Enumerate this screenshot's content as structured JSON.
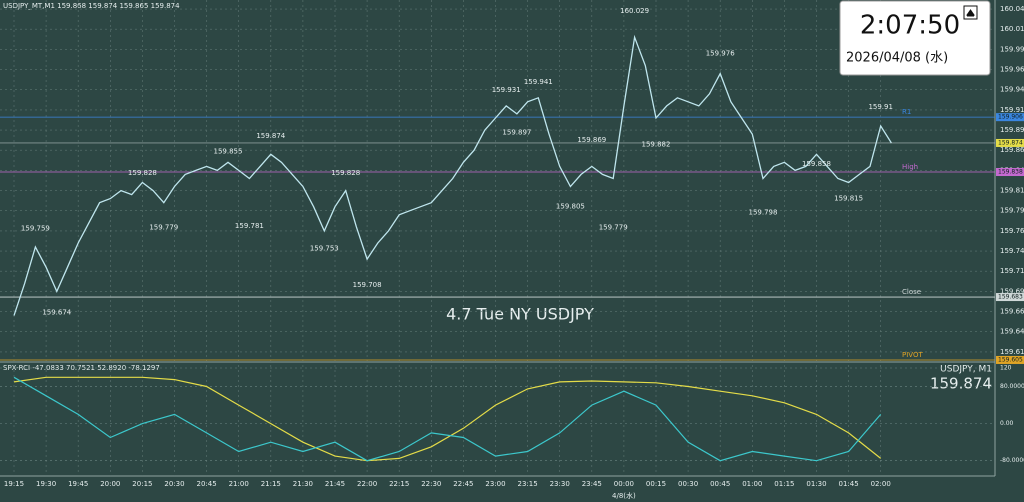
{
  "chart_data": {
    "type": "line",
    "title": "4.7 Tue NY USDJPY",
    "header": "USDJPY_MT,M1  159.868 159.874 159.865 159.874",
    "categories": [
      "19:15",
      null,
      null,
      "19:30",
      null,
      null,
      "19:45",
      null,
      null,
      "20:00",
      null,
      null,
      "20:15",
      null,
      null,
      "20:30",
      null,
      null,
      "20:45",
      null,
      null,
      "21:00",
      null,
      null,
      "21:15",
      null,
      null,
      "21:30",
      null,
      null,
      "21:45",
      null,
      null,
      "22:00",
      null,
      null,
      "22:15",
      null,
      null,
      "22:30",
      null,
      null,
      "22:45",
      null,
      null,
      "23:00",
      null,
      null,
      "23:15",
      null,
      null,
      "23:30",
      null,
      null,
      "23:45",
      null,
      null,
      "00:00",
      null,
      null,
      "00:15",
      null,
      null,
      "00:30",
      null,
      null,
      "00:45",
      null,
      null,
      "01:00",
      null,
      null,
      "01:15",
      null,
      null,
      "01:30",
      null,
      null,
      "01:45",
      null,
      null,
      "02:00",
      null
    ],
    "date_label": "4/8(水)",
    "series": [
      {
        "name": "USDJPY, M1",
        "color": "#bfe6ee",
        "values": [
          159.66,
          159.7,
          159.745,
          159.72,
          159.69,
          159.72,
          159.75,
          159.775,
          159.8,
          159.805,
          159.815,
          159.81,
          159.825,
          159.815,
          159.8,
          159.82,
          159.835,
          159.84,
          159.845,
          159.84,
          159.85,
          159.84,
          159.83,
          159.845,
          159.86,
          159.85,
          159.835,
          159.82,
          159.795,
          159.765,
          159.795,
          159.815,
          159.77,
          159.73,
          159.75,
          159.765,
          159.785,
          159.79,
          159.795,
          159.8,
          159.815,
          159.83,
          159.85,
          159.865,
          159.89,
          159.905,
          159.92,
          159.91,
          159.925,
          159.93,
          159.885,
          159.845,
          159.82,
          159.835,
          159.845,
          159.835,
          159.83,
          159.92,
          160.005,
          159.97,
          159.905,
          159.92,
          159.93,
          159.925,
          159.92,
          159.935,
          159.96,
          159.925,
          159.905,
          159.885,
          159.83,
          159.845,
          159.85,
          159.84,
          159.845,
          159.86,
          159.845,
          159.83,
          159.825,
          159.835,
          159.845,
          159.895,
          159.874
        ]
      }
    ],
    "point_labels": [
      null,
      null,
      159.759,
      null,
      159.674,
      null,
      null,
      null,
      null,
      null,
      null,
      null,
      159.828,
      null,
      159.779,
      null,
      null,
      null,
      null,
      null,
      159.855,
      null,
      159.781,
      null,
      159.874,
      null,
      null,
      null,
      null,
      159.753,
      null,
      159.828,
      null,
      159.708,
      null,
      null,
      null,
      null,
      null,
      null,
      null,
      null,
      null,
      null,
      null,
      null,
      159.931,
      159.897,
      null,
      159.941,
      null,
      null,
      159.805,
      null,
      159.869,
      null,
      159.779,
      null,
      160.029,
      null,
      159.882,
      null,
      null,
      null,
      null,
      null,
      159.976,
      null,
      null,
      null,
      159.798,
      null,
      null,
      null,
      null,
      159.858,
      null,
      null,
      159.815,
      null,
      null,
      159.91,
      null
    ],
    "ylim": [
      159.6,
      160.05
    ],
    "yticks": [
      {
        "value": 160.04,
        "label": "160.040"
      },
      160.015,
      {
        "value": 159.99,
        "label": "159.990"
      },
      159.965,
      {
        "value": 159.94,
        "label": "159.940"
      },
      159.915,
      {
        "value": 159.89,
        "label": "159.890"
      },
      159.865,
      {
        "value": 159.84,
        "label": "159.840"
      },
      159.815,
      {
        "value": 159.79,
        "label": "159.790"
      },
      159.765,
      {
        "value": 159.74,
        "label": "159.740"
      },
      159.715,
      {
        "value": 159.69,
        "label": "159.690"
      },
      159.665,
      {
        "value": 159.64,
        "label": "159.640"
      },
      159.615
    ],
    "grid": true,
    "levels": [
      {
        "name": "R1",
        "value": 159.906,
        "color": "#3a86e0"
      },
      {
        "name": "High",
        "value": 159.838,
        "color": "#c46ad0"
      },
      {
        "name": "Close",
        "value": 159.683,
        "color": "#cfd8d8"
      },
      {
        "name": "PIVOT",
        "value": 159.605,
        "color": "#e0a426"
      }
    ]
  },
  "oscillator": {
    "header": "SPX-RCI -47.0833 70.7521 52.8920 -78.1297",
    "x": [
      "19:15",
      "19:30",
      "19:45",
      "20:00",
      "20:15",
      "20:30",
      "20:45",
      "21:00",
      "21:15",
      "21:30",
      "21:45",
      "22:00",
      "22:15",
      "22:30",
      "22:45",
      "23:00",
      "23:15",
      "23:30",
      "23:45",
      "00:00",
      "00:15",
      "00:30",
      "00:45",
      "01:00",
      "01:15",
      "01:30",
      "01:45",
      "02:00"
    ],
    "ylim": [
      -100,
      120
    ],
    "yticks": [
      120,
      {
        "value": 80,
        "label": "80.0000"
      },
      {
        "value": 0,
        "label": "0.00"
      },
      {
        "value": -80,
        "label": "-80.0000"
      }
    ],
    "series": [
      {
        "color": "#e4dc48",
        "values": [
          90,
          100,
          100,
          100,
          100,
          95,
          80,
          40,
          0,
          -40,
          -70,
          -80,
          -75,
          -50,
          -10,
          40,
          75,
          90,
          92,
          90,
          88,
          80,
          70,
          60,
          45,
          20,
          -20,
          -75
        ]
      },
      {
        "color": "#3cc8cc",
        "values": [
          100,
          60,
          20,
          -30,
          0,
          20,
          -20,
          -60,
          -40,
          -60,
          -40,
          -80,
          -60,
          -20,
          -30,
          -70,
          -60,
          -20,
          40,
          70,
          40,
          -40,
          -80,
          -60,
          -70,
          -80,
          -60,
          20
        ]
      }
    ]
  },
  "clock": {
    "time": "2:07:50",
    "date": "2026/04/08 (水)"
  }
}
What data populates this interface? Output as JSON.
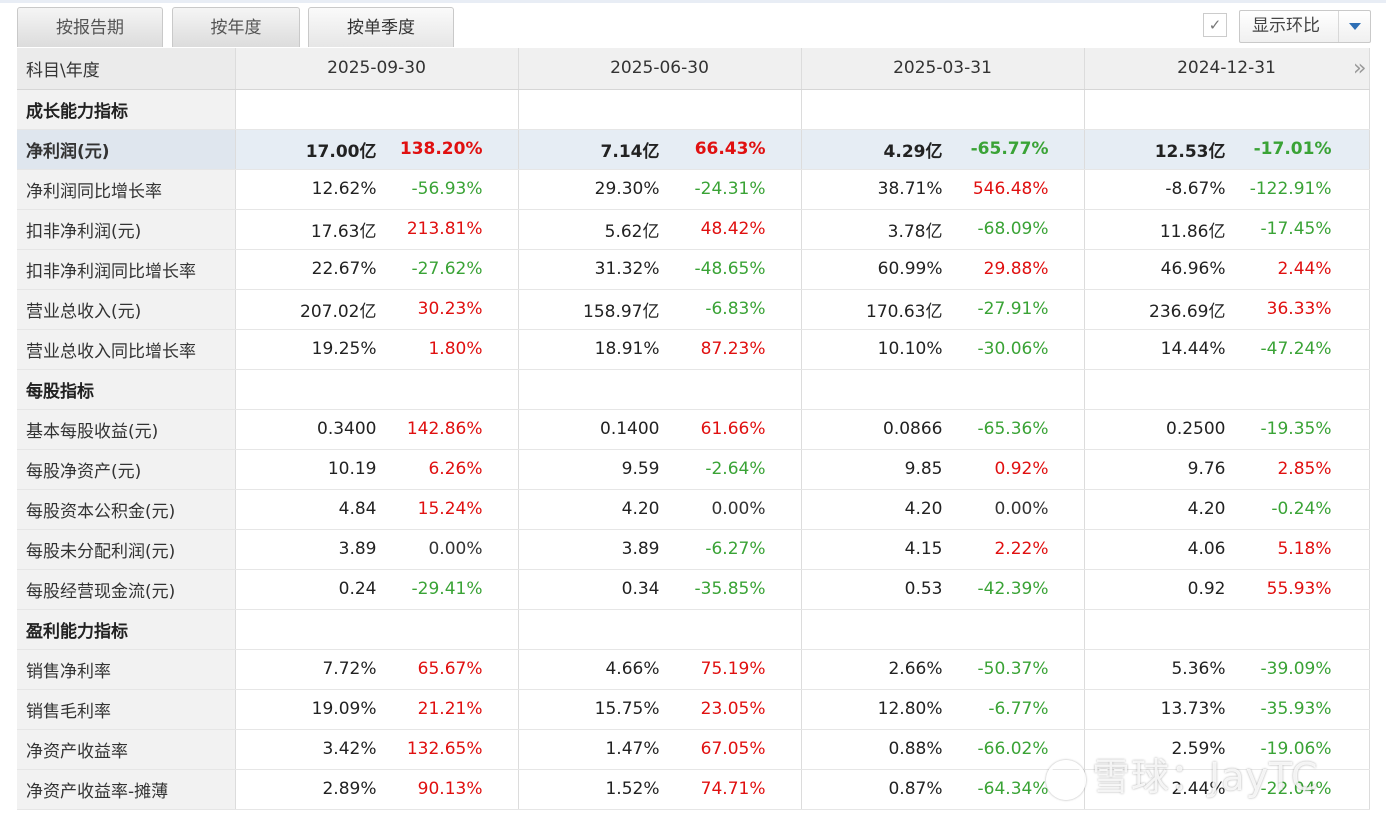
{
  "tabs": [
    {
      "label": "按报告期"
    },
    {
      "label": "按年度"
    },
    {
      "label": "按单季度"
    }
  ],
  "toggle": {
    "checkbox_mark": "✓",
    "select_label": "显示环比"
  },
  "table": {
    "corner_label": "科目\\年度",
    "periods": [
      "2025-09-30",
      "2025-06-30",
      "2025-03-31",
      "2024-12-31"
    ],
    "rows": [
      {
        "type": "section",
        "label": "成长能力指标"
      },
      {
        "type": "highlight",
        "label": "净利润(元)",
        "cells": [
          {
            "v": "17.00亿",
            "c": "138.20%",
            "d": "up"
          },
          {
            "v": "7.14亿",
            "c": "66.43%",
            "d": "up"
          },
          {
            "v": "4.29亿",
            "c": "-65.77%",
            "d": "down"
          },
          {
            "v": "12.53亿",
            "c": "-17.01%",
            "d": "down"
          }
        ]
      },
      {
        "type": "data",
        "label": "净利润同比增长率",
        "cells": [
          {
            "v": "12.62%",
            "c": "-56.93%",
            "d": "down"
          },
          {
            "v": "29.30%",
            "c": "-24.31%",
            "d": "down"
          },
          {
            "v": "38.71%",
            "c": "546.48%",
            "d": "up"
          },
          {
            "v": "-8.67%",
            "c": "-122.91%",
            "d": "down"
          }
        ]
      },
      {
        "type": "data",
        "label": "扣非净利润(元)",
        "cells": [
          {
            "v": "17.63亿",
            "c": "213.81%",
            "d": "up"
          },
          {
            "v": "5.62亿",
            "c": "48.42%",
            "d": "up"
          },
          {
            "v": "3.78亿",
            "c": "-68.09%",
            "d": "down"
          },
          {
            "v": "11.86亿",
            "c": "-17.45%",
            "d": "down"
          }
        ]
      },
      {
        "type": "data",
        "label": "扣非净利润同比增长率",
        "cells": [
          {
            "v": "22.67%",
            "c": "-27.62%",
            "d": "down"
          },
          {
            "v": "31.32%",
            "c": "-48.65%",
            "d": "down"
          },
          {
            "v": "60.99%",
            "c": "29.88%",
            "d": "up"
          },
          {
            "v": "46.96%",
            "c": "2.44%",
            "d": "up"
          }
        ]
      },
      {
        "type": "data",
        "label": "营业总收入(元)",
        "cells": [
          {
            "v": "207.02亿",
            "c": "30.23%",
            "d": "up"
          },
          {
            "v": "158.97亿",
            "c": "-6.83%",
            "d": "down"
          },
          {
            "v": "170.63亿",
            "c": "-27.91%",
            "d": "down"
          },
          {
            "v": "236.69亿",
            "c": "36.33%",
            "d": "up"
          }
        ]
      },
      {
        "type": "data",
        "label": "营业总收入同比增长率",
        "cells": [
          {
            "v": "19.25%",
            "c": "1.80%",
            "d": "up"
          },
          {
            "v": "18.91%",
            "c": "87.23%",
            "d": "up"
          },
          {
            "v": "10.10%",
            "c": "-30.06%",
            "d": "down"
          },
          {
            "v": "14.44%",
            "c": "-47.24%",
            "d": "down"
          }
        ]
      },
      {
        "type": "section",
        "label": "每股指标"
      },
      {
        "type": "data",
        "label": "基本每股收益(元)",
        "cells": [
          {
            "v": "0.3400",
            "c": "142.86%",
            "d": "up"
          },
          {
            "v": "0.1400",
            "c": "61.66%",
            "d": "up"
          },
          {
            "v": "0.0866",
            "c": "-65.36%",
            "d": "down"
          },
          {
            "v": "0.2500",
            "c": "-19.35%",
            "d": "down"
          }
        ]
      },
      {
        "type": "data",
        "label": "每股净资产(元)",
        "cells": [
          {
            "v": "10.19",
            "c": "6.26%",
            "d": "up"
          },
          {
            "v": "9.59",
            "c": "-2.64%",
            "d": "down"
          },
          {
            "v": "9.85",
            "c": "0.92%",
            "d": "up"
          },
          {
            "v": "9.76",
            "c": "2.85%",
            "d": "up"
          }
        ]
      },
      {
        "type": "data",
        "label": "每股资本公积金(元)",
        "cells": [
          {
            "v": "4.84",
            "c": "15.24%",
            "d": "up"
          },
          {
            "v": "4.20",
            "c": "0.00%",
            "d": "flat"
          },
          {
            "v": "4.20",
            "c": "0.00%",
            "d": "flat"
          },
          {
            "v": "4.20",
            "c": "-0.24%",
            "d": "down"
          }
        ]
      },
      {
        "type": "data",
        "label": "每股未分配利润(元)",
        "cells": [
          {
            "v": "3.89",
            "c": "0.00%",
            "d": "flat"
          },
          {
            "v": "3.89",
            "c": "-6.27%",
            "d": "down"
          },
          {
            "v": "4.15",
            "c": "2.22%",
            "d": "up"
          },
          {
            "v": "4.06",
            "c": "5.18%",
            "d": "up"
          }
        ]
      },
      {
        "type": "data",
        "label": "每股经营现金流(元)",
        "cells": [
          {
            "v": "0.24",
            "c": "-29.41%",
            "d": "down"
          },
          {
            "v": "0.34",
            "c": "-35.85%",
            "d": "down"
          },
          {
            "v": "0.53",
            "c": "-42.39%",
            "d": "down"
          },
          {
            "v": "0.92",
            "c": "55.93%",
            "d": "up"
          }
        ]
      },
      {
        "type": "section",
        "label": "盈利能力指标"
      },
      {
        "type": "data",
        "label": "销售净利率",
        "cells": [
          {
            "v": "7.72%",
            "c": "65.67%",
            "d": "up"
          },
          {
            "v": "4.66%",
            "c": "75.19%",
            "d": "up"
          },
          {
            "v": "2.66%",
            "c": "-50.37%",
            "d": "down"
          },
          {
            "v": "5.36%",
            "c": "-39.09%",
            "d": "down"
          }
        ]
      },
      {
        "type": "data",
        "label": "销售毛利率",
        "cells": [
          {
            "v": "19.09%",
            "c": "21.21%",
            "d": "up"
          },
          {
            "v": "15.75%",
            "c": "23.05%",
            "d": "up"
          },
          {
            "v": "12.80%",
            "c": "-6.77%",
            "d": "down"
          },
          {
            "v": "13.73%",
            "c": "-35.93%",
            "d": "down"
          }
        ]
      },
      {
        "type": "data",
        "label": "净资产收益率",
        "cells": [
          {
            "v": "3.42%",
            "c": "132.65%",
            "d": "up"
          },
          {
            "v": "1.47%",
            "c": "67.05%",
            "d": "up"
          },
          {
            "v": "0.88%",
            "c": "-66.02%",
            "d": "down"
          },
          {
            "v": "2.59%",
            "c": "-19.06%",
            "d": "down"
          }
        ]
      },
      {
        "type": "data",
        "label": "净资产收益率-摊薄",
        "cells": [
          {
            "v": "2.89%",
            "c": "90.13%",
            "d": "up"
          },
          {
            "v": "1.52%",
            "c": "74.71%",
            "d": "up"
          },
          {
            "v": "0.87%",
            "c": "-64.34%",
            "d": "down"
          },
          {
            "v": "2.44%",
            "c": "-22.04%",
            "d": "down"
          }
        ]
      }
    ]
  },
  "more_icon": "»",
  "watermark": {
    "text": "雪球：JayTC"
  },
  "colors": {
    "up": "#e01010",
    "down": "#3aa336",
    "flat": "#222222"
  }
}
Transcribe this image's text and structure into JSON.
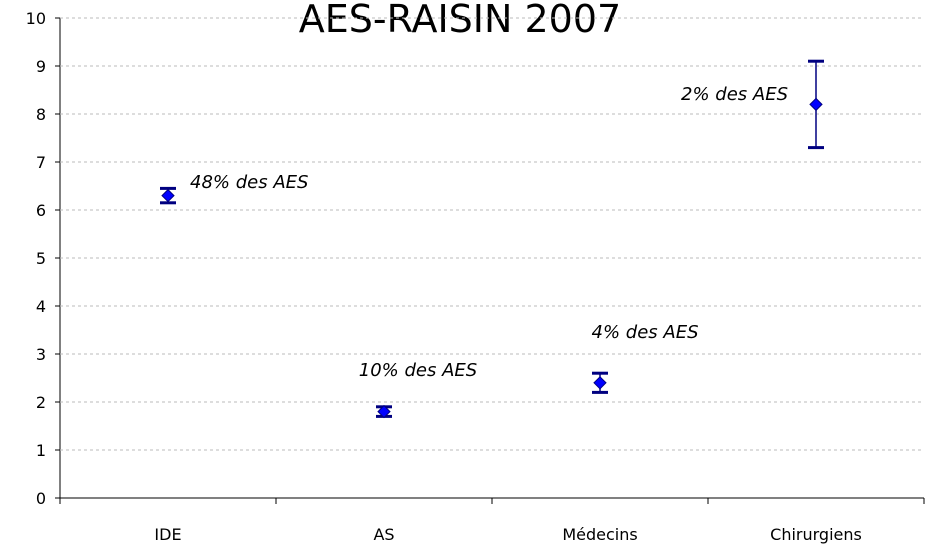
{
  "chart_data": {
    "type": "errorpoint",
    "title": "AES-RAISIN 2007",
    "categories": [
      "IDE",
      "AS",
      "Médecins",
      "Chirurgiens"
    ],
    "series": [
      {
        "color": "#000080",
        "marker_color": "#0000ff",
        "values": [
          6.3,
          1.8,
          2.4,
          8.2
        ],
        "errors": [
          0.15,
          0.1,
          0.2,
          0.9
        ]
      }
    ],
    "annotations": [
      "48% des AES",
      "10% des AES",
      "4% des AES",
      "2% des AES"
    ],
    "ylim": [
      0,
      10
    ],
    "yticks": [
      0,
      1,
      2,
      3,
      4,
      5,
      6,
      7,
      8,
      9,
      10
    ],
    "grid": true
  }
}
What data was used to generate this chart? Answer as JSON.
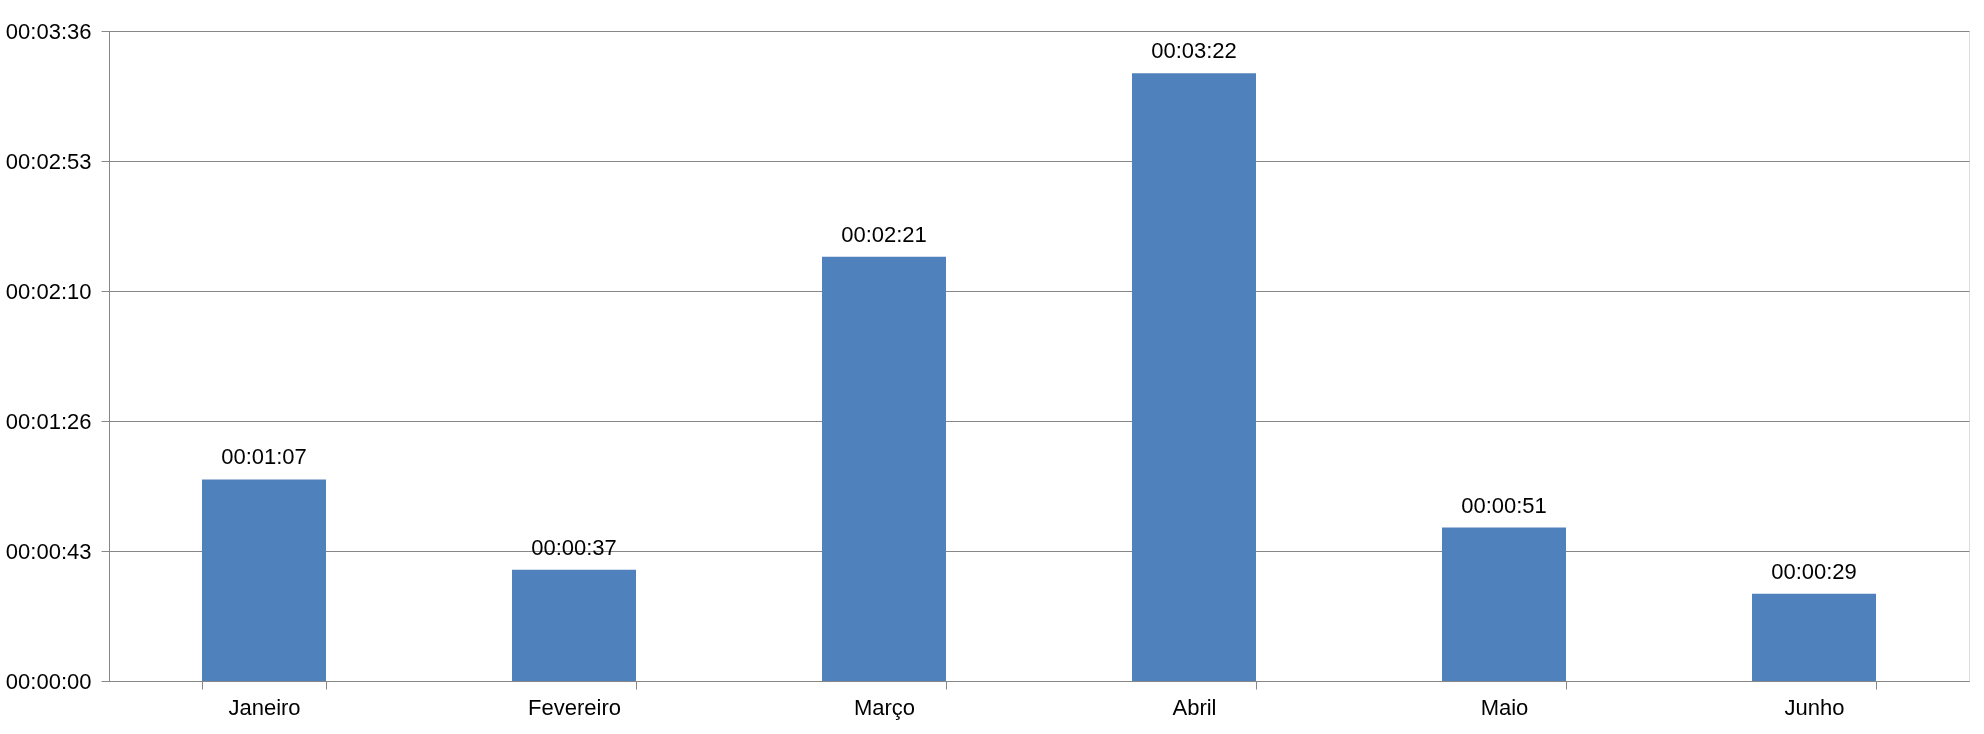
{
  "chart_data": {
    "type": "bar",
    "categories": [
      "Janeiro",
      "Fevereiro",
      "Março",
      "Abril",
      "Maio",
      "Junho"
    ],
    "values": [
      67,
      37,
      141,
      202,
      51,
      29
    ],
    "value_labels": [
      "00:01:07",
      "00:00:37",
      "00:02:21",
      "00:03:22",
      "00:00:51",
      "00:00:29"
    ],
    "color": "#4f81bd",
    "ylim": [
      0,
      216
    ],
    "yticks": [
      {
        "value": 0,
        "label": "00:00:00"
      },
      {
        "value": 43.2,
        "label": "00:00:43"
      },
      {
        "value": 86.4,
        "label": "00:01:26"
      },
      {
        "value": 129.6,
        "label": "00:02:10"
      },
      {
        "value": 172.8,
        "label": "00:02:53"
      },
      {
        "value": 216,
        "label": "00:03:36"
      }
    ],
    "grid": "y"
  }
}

__Problem__.
Reproduce word for word only the lines between the line containing "Transcribe this image's" and the end of the listing above, both included, and drop any pictures.

__Task response__.
Transcribe this image's text and structure into JSON.
{
  "chart_data": {
    "type": "errorpoint",
    "title": "AES-RAISIN 2007",
    "categories": [
      "IDE",
      "AS",
      "Médecins",
      "Chirurgiens"
    ],
    "series": [
      {
        "color": "#000080",
        "marker_color": "#0000ff",
        "values": [
          6.3,
          1.8,
          2.4,
          8.2
        ],
        "errors": [
          0.15,
          0.1,
          0.2,
          0.9
        ]
      }
    ],
    "annotations": [
      "48% des AES",
      "10% des AES",
      "4% des AES",
      "2% des AES"
    ],
    "ylim": [
      0,
      10
    ],
    "yticks": [
      0,
      1,
      2,
      3,
      4,
      5,
      6,
      7,
      8,
      9,
      10
    ],
    "grid": true
  }
}
What data was used to generate this chart? Answer as JSON.
{
  "chart_data": {
    "type": "bar",
    "categories": [
      "Janeiro",
      "Fevereiro",
      "Março",
      "Abril",
      "Maio",
      "Junho"
    ],
    "values": [
      67,
      37,
      141,
      202,
      51,
      29
    ],
    "value_labels": [
      "00:01:07",
      "00:00:37",
      "00:02:21",
      "00:03:22",
      "00:00:51",
      "00:00:29"
    ],
    "color": "#4f81bd",
    "ylim": [
      0,
      216
    ],
    "yticks": [
      {
        "value": 0,
        "label": "00:00:00"
      },
      {
        "value": 43.2,
        "label": "00:00:43"
      },
      {
        "value": 86.4,
        "label": "00:01:26"
      },
      {
        "value": 129.6,
        "label": "00:02:10"
      },
      {
        "value": 172.8,
        "label": "00:02:53"
      },
      {
        "value": 216,
        "label": "00:03:36"
      }
    ],
    "grid": "y"
  }
}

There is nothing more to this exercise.